Without including any pictures, copy each entry below exactly.

----- Supplied records

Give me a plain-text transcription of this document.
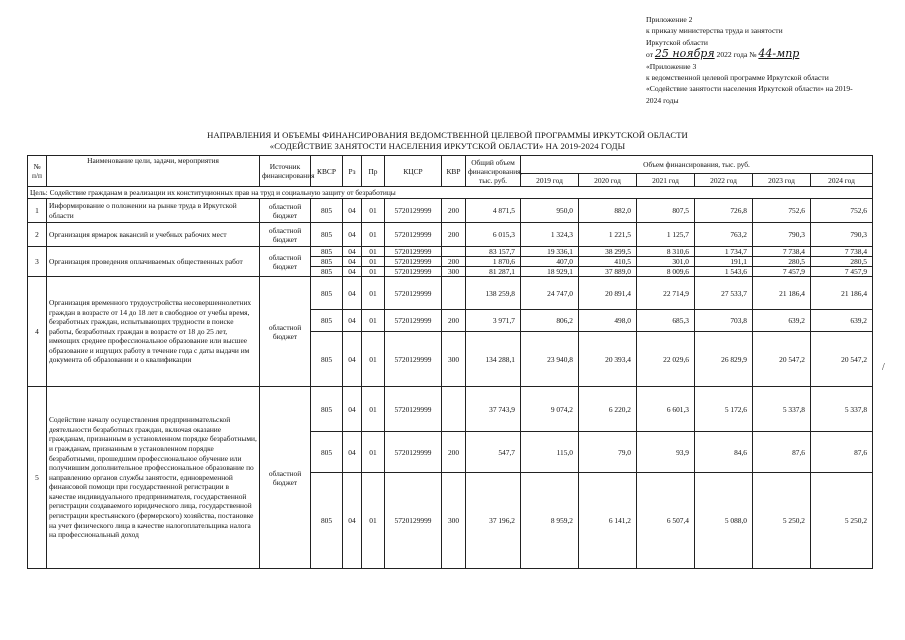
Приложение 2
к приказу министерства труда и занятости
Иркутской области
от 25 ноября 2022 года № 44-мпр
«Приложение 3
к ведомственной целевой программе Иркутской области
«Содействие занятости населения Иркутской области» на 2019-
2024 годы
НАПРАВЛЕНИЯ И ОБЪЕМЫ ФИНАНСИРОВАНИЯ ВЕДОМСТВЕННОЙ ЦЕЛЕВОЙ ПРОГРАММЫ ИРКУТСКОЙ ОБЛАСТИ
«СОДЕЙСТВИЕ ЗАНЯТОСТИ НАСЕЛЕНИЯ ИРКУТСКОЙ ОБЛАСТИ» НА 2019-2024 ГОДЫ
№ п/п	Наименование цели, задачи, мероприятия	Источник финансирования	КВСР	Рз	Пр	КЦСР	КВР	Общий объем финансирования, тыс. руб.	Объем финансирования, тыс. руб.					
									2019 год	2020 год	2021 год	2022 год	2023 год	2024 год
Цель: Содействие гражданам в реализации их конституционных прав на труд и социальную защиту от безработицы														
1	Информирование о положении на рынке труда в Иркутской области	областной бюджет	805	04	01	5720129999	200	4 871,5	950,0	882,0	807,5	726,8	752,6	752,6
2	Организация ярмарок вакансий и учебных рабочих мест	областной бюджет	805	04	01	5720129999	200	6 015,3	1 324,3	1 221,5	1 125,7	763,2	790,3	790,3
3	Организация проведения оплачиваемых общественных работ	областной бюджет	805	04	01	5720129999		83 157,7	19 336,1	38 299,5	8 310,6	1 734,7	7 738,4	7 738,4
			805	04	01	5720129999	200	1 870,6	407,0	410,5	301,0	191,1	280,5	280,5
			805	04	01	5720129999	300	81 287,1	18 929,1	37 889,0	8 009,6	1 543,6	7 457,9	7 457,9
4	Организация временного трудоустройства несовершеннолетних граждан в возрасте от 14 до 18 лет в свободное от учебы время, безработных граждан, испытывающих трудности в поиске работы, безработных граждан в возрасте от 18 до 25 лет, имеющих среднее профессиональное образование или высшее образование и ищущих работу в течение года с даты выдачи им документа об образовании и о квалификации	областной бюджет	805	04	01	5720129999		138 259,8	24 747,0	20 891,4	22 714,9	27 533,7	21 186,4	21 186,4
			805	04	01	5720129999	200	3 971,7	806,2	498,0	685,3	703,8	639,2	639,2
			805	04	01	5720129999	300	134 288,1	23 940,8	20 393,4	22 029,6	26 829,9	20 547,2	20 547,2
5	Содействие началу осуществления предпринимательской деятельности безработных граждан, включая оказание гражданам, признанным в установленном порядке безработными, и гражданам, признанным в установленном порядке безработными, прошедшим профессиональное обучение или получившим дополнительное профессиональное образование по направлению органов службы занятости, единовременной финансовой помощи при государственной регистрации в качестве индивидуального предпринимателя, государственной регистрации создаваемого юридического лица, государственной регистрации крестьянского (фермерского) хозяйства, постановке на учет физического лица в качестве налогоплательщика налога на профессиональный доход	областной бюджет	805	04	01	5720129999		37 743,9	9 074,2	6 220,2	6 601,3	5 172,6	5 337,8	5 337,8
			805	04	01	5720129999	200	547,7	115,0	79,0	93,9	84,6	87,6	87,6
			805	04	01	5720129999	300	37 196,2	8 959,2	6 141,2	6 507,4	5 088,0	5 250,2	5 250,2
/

----------

• _Exercise result_:
Give me a plain-text transcription of this document.
Приложение 2
к приказу министерства труда и занятости
Иркутской области
от 25 ноября 2022 года № 44-мпр
«Приложение 3
к ведомственной целевой программе Иркутской области
«Содействие занятости населения Иркутской области» на 2019-
2024 годы
НАПРАВЛЕНИЯ И ОБЪЕМЫ ФИНАНСИРОВАНИЯ ВЕДОМСТВЕННОЙ ЦЕЛЕВОЙ ПРОГРАММЫ ИРКУТСКОЙ ОБЛАСТИ
«СОДЕЙСТВИЕ ЗАНЯТОСТИ НАСЕЛЕНИЯ ИРКУТСКОЙ ОБЛАСТИ» НА 2019-2024 ГОДЫ
№ п/п	Наименование цели, задачи, мероприятия	Источник финансирования	КВСР	Рз	Пр	КЦСР	КВР	Общий объем финансирования, тыс. руб.	Объем финансирования, тыс. руб.					
									2019 год	2020 год	2021 год	2022 год	2023 год	2024 год
Цель: Содействие гражданам в реализации их конституционных прав на труд и социальную защиту от безработицы														
1	Информирование о положении на рынке труда в Иркутской области	областной бюджет	805	04	01	5720129999	200	4 871,5	950,0	882,0	807,5	726,8	752,6	752,6
2	Организация ярмарок вакансий и учебных рабочих мест	областной бюджет	805	04	01	5720129999	200	6 015,3	1 324,3	1 221,5	1 125,7	763,2	790,3	790,3
3	Организация проведения оплачиваемых общественных работ	областной бюджет	805	04	01	5720129999		83 157,7	19 336,1	38 299,5	8 310,6	1 734,7	7 738,4	7 738,4
			805	04	01	5720129999	200	1 870,6	407,0	410,5	301,0	191,1	280,5	280,5
			805	04	01	5720129999	300	81 287,1	18 929,1	37 889,0	8 009,6	1 543,6	7 457,9	7 457,9
4	Организация временного трудоустройства несовершеннолетних граждан в возрасте от 14 до 18 лет в свободное от учебы время, безработных граждан, испытывающих трудности в поиске работы, безработных граждан в возрасте от 18 до 25 лет, имеющих среднее профессиональное образование или высшее образование и ищущих работу в течение года с даты выдачи им документа об образовании и о квалификации	областной бюджет	805	04	01	5720129999		138 259,8	24 747,0	20 891,4	22 714,9	27 533,7	21 186,4	21 186,4
			805	04	01	5720129999	200	3 971,7	806,2	498,0	685,3	703,8	639,2	639,2
			805	04	01	5720129999	300	134 288,1	23 940,8	20 393,4	22 029,6	26 829,9	20 547,2	20 547,2
5	Содействие началу осуществления предпринимательской деятельности безработных граждан, включая оказание гражданам, признанным в установленном порядке безработными, и гражданам, признанным в установленном порядке безработными, прошедшим профессиональное обучение или получившим дополнительное профессиональное образование по направлению органов службы занятости, единовременной финансовой помощи при государственной регистрации в качестве индивидуального предпринимателя, государственной регистрации создаваемого юридического лица, государственной регистрации крестьянского (фермерского) хозяйства, постановке на учет физического лица в качестве налогоплательщика налога на профессиональный доход	областной бюджет	805	04	01	5720129999		37 743,9	9 074,2	6 220,2	6 601,3	5 172,6	5 337,8	5 337,8
			805	04	01	5720129999	200	547,7	115,0	79,0	93,9	84,6	87,6	87,6
			805	04	01	5720129999	300	37 196,2	8 959,2	6 141,2	6 507,4	5 088,0	5 250,2	5 250,2
/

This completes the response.